───── Records for this exercise

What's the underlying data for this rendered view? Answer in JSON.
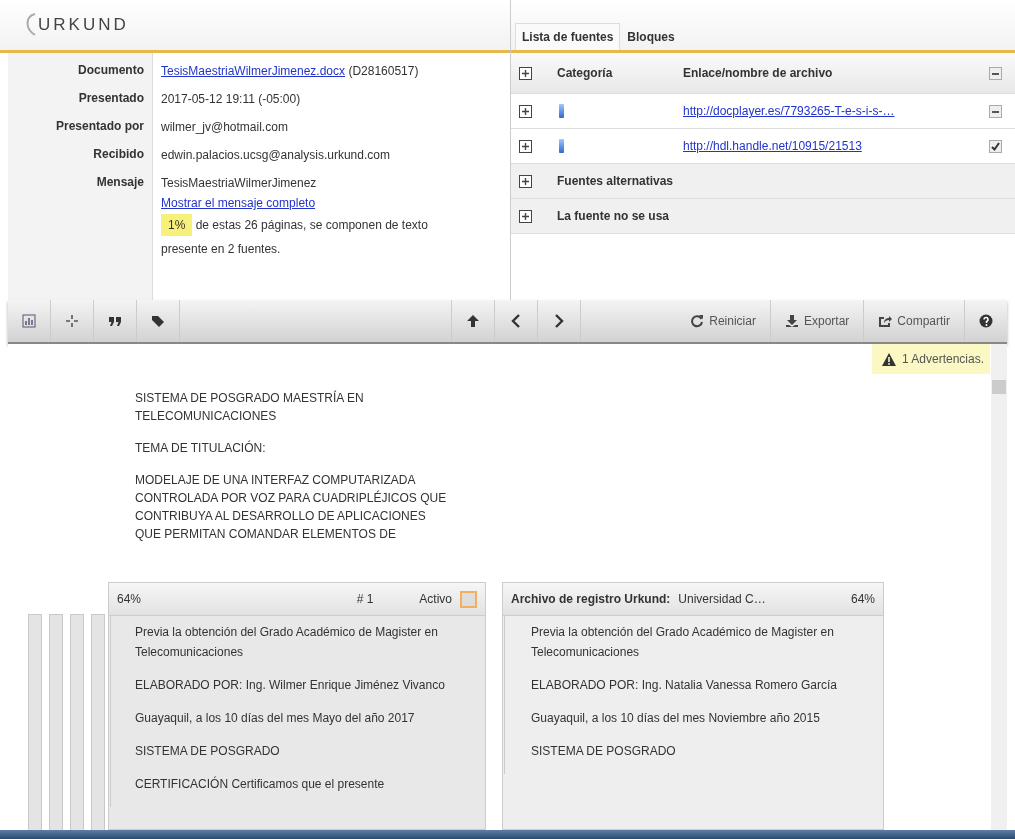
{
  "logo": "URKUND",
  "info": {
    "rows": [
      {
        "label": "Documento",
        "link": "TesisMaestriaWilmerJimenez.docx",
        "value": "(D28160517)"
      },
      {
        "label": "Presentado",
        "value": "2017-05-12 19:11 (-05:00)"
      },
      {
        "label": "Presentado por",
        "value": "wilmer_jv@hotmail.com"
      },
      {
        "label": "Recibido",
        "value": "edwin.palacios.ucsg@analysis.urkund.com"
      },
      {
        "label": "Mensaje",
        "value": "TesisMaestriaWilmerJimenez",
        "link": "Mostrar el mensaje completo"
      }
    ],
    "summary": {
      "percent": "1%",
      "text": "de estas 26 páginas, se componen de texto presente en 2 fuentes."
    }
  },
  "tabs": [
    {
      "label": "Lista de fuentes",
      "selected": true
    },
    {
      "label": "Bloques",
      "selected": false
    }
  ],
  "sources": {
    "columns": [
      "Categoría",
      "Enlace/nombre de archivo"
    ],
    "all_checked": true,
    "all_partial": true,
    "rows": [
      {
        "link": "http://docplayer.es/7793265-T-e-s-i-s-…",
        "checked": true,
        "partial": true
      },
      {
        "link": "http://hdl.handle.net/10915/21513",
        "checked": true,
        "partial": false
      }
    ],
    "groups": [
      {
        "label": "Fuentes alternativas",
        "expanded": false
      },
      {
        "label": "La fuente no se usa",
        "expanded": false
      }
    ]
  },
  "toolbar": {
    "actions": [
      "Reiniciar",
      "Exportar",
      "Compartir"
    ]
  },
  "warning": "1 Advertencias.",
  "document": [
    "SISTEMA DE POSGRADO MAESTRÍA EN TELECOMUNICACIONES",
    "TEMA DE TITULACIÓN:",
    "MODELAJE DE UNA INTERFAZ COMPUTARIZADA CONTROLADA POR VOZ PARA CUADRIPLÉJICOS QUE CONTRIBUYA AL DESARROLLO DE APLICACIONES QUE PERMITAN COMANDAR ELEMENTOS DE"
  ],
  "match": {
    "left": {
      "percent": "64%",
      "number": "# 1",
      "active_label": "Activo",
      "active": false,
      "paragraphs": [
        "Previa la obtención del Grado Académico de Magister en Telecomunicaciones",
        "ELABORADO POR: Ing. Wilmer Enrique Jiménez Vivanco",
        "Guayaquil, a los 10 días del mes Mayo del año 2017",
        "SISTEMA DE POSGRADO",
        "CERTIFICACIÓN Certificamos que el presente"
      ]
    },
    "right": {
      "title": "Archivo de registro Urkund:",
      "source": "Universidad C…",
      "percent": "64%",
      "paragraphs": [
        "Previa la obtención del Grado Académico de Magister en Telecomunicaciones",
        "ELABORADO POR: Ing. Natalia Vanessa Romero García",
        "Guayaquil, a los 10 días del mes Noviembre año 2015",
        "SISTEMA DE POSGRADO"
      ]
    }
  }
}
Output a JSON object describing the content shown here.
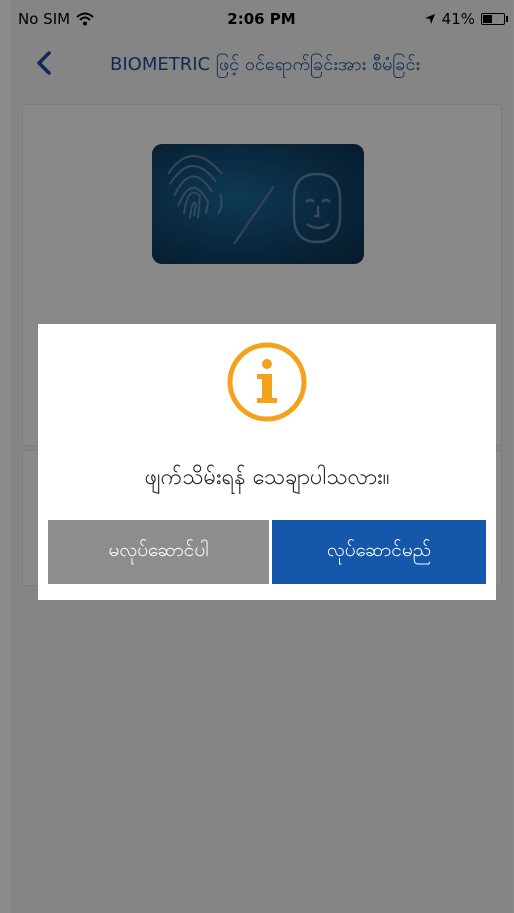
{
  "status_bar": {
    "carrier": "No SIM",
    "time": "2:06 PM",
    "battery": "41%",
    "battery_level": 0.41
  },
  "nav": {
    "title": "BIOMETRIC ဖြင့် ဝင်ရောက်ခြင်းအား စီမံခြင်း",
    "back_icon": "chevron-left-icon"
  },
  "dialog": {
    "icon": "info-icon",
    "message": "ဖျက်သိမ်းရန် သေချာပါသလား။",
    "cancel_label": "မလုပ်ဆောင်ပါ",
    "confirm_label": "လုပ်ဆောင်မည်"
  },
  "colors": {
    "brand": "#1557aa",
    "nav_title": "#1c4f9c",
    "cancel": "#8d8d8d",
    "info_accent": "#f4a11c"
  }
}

──────────
───── Records for this exercise

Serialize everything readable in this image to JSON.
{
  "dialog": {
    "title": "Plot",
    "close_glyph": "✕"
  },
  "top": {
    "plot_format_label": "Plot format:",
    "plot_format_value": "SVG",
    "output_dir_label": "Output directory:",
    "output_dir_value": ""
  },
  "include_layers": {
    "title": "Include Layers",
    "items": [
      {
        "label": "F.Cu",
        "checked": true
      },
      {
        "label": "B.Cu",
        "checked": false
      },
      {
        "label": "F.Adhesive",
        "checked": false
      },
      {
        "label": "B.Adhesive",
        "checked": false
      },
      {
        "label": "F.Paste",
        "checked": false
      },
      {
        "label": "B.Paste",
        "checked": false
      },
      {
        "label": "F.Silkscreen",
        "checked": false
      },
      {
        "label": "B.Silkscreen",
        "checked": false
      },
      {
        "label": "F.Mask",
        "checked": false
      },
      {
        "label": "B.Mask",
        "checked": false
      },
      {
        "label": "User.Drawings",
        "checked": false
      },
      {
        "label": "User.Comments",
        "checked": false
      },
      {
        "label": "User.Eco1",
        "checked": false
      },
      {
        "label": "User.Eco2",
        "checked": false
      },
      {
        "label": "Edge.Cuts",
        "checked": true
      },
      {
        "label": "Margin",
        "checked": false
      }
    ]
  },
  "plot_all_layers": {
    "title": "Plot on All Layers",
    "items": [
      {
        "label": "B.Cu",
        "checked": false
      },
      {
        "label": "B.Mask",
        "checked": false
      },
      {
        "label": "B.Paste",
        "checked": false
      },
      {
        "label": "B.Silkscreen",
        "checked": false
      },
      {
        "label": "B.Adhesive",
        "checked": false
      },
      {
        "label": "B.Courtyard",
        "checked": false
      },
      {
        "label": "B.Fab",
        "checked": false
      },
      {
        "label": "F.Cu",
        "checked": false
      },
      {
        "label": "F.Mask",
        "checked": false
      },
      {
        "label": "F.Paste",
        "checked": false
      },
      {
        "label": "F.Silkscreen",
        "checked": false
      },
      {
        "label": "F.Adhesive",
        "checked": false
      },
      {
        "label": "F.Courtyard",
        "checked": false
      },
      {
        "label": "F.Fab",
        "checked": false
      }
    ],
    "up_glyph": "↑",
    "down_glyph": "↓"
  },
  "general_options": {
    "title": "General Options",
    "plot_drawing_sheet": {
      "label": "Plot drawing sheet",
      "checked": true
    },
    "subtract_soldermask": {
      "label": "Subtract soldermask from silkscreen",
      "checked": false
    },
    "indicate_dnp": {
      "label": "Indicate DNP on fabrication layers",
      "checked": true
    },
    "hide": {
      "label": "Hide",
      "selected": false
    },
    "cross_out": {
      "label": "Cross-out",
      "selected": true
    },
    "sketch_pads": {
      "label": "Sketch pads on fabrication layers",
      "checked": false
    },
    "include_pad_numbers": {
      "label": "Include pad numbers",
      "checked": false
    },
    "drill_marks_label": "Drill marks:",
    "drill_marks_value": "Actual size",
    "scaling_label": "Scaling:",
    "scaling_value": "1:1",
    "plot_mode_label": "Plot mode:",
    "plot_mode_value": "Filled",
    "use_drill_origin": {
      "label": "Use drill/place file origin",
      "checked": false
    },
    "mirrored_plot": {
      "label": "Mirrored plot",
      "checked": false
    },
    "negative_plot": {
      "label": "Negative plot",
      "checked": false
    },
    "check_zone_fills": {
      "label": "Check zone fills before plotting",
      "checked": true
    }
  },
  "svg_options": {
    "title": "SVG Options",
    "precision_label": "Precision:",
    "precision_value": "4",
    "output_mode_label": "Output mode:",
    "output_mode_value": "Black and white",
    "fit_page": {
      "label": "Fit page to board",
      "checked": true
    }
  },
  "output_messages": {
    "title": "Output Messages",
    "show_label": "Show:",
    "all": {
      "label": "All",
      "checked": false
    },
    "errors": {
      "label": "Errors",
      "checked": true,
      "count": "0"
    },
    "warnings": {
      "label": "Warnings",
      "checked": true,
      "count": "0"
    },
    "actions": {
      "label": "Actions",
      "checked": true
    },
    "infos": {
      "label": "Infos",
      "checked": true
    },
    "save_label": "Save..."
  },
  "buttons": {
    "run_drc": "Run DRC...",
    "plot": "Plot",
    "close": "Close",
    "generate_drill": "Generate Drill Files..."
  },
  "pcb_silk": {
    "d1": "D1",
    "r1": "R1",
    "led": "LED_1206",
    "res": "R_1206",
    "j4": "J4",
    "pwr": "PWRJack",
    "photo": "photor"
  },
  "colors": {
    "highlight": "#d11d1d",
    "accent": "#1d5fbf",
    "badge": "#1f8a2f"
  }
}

──────────

**Problem to work on**.
In the records above, how many lines hold the string "TesisMaestriaWilmerJimenez"? Reply with only the number.

**Response**.
2